— Instruction A —
Translate the following sentence from the article on young Chinese people going to Buddhist monasteries into Spanish: "Still half-asleep, the young woman joins the monks in chanting mantras and reciting sacred texts for an hour."
— Instruction B —
According to the article on young Chinese people going to Buddhist monasteries, how high is the hall that Vairocana dominates?
— Instruction C —
Echo everything in the article on young Chinese people going to Buddhist monasteries from "Photograph of a" down to "representing the cosmos.".

# Document start

A Refuge From China's Rat Race: The Young People Flocking To Buddhist Monasteries

Unemployment, stress in the workplace, economic difficulties: more and more young Chinese graduates are flocking to monasteries to find "another school of life."

Photograph of a girl praying at a temple during Chinese Lunar New Year. She is burning incense.

Feb 20, 2015 - Huaibei, China - Chinese worshippers pray at a temple during the Lunar New Yeat

CPRESSPHOTO/ZUMA
Frédéric Schaeffer

JIAXING — It's already dawn at Xianghai Temple when Lin, 26, goes to the Hall of 10,000 Buddhas for the 5:30 a.m. prayer.

Still half-asleep, the young woman joins the monks in chanting mantras and reciting sacred texts for an hour. Kneeling, she bows three times to Vairocana, also known as the Great Sun Buddha, who dominates the 42-meter-high hall representing the cosmos.

Before grabbing a vegetarian breakfast in the adjacent refectory, monks and devotees chant around the hall to the sound of drums and gongs.

# Document end
# Stored data start

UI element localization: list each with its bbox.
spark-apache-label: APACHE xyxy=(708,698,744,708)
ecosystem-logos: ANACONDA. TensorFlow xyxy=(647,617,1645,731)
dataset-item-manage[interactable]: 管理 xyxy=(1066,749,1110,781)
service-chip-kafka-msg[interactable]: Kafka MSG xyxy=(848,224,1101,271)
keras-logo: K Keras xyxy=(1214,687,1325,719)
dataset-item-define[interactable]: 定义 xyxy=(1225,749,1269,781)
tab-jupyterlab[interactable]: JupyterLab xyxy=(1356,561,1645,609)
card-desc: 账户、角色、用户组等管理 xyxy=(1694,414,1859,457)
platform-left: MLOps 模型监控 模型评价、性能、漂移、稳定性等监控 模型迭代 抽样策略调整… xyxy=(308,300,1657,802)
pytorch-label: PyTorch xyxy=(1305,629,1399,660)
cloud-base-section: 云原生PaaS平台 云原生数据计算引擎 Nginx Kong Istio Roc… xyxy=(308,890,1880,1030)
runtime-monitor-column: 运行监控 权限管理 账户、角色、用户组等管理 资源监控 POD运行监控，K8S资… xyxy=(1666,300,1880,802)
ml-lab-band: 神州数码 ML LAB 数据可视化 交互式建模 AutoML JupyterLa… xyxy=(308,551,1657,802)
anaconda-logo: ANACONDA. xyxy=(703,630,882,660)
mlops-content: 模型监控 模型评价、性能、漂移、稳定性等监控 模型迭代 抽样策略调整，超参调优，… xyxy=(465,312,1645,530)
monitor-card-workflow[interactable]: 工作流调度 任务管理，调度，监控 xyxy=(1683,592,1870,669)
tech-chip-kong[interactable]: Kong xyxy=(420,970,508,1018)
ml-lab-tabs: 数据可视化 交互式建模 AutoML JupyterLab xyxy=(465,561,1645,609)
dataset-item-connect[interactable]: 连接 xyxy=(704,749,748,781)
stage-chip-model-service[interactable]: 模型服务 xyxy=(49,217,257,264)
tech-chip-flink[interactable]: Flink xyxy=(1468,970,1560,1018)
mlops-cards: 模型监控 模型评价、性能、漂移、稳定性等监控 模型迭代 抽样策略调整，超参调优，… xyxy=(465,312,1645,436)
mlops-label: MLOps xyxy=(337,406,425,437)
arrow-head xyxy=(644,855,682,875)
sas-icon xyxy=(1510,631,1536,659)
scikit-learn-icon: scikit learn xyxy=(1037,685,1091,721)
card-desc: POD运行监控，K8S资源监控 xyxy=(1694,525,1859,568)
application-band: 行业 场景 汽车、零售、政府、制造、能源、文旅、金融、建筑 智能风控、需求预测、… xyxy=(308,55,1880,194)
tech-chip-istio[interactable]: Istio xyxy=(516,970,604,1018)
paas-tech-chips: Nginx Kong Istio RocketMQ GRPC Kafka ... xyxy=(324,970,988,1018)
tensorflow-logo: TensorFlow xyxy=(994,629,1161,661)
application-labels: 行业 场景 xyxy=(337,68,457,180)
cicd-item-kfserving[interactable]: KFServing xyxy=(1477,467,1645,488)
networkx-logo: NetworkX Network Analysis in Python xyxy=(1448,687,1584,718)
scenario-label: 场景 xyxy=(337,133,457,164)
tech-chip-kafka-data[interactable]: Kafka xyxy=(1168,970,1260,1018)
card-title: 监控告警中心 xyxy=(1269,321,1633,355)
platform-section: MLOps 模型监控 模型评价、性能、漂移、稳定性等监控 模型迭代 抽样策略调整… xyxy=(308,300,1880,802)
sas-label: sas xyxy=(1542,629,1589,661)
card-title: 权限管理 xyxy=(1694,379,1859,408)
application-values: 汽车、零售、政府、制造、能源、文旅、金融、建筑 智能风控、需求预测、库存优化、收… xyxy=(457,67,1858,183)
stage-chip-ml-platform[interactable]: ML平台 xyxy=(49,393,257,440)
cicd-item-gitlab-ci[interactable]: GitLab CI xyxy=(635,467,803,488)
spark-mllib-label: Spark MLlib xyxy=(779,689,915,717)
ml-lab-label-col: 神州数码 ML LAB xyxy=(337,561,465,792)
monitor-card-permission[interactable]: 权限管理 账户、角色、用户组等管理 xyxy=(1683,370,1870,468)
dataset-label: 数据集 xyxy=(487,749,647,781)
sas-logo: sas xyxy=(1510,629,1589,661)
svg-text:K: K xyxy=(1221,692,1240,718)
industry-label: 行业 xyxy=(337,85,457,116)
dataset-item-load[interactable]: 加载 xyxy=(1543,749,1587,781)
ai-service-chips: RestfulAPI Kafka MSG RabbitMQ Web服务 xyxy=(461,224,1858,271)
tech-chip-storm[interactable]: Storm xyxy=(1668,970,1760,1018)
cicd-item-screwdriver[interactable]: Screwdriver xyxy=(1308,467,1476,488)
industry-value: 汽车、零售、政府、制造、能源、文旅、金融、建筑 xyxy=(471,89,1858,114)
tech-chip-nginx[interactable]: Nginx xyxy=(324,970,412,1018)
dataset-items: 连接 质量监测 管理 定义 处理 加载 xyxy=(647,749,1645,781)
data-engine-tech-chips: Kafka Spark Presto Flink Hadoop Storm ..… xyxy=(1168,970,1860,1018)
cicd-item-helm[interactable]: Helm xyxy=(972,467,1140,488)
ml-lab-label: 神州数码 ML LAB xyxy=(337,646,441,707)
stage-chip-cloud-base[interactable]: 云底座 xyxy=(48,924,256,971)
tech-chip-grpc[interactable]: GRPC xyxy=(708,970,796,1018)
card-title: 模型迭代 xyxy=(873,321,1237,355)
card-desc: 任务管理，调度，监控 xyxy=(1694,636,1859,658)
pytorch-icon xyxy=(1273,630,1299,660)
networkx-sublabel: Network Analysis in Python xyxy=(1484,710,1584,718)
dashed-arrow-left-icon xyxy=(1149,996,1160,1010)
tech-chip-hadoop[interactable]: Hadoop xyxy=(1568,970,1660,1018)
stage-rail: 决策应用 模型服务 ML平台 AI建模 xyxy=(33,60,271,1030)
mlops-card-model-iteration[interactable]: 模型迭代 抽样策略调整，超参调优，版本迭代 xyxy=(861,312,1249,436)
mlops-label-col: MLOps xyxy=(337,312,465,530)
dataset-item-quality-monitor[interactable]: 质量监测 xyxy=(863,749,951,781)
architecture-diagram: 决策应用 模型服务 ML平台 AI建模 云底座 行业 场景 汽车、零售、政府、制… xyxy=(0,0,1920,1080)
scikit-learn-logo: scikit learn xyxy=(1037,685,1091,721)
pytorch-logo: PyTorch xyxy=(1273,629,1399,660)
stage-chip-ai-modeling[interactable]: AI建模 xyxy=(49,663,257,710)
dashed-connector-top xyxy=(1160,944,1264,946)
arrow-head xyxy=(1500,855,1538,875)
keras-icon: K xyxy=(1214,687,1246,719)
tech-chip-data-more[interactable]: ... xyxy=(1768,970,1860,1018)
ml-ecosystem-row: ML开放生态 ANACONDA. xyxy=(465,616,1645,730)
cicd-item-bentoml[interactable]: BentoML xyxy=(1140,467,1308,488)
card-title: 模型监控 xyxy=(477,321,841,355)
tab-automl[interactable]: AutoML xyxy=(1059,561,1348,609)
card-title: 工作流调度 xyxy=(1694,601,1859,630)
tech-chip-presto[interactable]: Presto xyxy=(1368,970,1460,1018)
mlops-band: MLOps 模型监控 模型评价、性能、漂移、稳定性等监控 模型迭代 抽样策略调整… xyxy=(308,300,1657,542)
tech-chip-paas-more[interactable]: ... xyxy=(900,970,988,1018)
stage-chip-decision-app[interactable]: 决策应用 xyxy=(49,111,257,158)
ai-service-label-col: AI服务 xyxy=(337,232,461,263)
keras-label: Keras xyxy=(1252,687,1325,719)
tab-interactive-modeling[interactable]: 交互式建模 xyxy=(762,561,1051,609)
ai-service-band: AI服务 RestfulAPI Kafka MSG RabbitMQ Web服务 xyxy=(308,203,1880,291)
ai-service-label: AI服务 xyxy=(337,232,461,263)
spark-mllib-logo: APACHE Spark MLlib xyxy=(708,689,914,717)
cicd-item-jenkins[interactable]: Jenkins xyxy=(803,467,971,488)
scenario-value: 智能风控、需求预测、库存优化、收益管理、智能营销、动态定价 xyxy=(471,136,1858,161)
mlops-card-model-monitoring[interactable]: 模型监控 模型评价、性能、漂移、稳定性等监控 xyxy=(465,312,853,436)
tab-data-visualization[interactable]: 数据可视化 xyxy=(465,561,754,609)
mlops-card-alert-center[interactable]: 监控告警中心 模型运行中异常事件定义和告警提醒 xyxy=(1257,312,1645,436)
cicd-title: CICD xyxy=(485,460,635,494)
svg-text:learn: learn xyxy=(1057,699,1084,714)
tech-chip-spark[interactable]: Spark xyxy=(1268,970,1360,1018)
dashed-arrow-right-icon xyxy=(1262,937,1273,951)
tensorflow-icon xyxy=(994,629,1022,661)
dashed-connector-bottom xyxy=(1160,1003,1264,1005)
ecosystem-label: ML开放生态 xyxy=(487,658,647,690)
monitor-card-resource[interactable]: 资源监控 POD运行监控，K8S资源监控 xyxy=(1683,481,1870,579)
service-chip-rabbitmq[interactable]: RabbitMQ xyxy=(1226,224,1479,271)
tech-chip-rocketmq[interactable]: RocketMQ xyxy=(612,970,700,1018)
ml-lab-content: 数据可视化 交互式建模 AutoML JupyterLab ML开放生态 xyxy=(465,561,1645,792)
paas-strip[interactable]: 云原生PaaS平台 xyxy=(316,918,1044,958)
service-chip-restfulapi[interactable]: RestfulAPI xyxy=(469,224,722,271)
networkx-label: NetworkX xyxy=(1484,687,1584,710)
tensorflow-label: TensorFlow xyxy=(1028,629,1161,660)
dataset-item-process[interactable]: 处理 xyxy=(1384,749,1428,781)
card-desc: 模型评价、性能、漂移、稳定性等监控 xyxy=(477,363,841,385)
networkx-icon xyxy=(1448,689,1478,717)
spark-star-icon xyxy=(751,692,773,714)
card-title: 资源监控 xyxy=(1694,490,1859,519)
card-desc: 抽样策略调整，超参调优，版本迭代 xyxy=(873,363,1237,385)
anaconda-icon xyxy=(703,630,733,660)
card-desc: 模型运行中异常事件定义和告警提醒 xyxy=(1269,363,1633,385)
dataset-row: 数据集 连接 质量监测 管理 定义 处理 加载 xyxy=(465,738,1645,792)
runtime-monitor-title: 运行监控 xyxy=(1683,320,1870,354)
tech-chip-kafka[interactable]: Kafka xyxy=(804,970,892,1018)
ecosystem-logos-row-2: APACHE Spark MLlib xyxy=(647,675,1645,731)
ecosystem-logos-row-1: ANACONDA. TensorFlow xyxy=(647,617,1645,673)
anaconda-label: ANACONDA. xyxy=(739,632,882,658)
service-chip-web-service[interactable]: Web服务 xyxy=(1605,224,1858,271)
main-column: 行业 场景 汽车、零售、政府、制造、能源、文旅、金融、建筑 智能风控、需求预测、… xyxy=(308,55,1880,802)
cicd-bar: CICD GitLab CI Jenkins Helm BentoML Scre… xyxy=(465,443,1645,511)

# Stored data end

— Right answer A —
Todavía medio dormida, la joven se une a los monjes para cantar mantras y recitar textos sagrados durante una hora.

— Right answer B —
The hall is 42 meters high.

— Right answer C —
Photograph of a girl praying at a temple during Chinese Lunar New Year. She is burning incense.

Feb 20, 2015 - Huaibei, China - Chinese worshippers pray at a temple during the Lunar New Yeat

CPRESSPHOTO/ZUMA
Frédéric Schaeffer

JIAXING — It's already dawn at Xianghai Temple when Lin, 26, goes to the Hall of 10,000 Buddhas for the 5:30 a.m. prayer.

Still half-asleep, the young woman joins the monks in chanting mantras and reciting sacred texts for an hour. Kneeling, she bows three times to Vairocana, also known as the Great Sun Buddha, who dominates the 42-meter-high hall representing the cosmos.